Short task
Write the records out again, keeping each line exactly as it is.

Extracted data

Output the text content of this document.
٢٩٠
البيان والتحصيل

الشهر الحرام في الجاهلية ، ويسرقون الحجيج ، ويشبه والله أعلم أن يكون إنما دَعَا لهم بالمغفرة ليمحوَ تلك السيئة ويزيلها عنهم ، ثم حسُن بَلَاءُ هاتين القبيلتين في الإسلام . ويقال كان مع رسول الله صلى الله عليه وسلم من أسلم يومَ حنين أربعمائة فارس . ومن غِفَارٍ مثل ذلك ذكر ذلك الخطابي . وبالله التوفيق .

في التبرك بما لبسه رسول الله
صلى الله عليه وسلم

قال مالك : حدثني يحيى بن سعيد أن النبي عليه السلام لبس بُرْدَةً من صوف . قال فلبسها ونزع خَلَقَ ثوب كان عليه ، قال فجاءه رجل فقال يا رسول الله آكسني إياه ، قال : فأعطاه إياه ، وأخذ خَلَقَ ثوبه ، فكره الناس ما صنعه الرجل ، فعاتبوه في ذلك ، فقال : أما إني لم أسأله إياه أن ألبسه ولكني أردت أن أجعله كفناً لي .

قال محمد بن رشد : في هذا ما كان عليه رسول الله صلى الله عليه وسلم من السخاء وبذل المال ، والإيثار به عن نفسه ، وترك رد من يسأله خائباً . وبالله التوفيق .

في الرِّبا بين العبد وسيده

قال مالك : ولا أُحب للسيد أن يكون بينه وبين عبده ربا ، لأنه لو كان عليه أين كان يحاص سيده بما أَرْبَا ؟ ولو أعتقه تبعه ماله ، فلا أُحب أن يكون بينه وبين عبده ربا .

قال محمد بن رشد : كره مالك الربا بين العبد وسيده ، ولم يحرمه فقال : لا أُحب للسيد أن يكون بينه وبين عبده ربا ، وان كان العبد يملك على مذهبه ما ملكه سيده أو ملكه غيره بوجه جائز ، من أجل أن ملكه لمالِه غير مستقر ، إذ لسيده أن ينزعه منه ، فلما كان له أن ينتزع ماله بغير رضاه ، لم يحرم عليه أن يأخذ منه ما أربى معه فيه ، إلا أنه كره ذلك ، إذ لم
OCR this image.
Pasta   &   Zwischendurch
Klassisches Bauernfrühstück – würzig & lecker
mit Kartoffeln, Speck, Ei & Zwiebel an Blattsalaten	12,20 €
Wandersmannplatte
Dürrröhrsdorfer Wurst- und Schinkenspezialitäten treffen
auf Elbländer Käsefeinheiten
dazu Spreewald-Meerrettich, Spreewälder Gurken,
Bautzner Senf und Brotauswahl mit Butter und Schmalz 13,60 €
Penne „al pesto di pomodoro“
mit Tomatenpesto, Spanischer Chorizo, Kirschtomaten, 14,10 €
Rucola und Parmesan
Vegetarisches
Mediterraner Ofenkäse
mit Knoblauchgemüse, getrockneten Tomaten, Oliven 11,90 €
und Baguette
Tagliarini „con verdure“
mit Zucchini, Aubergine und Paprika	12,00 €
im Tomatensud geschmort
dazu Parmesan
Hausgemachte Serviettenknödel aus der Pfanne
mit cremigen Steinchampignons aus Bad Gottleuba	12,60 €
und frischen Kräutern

Correct output
Output the text content of this document.
٢٩٠
البيان والتحصيل

الشهر الحرام في الجاهلية ، ويسرقون الحجيج ، ويشبه والله أعلم أن يكون إنما دَعَا لهم بالمغفرة ليمحوَ تلك السيئة ويزيلها عنهم ، ثم حسُن بَلَاءُ هاتين القبيلتين في الإسلام . ويقال كان مع رسول الله صلى الله عليه وسلم من أسلم يومَ حنين أربعمائة فارس . ومن غِفَارٍ مثل ذلك ذكر ذلك الخطابي . وبالله التوفيق .

في التبرك بما لبسه رسول الله
صلى الله عليه وسلم

قال مالك : حدثني يحيى بن سعيد أن النبي عليه السلام لبس بُرْدَةً من صوف . قال فلبسها ونزع خَلَقَ ثوب كان عليه ، قال فجاءه رجل فقال يا رسول الله آكسني إياه ، قال : فأعطاه إياه ، وأخذ خَلَقَ ثوبه ، فكره الناس ما صنعه الرجل ، فعاتبوه في ذلك ، فقال : أما إني لم أسأله إياه أن ألبسه ولكني أردت أن أجعله كفناً لي .

قال محمد بن رشد : في هذا ما كان عليه رسول الله صلى الله عليه وسلم من السخاء وبذل المال ، والإيثار به عن نفسه ، وترك رد من يسأله خائباً . وبالله التوفيق .

في الرِّبا بين العبد وسيده

قال مالك : ولا أُحب للسيد أن يكون بينه وبين عبده ربا ، لأنه لو كان عليه أين كان يحاص سيده بما أَرْبَا ؟ ولو أعتقه تبعه ماله ، فلا أُحب أن يكون بينه وبين عبده ربا .

قال محمد بن رشد : كره مالك الربا بين العبد وسيده ، ولم يحرمه فقال : لا أُحب للسيد أن يكون بينه وبين عبده ربا ، وان كان العبد يملك على مذهبه ما ملكه سيده أو ملكه غيره بوجه جائز ، من أجل أن ملكه لمالِه غير مستقر ، إذ لسيده أن ينزعه منه ، فلما كان له أن ينتزع ماله بغير رضاه ، لم يحرم عليه أن يأخذ منه ما أربى معه فيه ، إلا أنه كره ذلك ، إذ لم
OCR this image.
Pasta   &   Zwischendurch
Klassisches Bauernfrühstück – würzig & lecker
mit Kartoffeln, Speck, Ei & Zwiebel an Blattsalaten	12,20 €
Wandersmannplatte
Dürrröhrsdorfer Wurst- und Schinkenspezialitäten treffen
auf Elbländer Käsefeinheiten
dazu Spreewald-Meerrettich, Spreewälder Gurken,
Bautzner Senf und Brotauswahl mit Butter und Schmalz 13,60 €
Penne „al pesto di pomodoro“
mit Tomatenpesto, Spanischer Chorizo, Kirschtomaten, 14,10 €
Rucola und Parmesan
Vegetarisches
Mediterraner Ofenkäse
mit Knoblauchgemüse, getrockneten Tomaten, Oliven 11,90 €
und Baguette
Tagliarini „con verdure“
mit Zucchini, Aubergine und Paprika	12,00 €
im Tomatensud geschmort
dazu Parmesan
Hausgemachte Serviettenknödel aus der Pfanne
mit cremigen Steinchampignons aus Bad Gottleuba	12,60 €
und frischen Kräutern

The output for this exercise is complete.